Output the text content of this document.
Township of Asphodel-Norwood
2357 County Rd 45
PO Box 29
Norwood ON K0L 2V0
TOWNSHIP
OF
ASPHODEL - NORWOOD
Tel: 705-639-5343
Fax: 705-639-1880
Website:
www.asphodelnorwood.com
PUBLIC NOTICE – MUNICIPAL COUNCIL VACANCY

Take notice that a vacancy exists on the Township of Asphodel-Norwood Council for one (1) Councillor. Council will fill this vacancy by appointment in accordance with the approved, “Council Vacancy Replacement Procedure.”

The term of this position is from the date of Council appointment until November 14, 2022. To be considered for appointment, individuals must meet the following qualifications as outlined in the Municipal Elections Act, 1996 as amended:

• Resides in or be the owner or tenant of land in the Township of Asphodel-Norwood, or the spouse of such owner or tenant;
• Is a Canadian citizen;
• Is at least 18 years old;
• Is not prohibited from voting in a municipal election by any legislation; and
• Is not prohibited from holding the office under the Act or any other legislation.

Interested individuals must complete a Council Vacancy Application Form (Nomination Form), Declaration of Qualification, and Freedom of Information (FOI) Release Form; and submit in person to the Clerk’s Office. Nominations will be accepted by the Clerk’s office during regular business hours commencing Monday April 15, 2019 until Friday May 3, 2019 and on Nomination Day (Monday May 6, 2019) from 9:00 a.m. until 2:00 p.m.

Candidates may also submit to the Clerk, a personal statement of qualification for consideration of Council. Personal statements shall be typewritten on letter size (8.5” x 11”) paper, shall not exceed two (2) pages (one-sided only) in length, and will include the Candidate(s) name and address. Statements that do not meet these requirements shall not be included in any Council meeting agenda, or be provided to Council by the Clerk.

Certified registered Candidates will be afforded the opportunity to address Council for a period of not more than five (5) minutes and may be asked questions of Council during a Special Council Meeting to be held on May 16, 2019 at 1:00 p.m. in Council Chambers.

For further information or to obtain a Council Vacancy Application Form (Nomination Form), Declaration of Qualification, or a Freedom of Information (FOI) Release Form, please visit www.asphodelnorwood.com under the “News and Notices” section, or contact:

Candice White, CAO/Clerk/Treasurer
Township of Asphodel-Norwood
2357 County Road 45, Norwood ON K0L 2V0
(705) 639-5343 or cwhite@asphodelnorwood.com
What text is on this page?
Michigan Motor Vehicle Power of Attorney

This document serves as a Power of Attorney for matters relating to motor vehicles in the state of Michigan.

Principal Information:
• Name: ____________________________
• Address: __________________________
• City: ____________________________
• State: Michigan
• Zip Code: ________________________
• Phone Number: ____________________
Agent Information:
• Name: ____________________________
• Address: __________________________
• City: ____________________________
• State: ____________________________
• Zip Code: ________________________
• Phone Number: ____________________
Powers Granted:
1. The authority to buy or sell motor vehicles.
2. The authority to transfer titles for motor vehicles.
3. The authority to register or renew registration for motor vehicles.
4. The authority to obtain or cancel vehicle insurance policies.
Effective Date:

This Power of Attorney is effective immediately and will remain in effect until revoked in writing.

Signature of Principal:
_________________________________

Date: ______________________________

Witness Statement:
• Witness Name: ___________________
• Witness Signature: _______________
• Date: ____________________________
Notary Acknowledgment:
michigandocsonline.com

────

(WHAT IS EXPECTED)
Report the number of lines in the entries above that include the word "individuals" and add nothing to it.

(SOLUTION FOR THIS EXERCISE)
2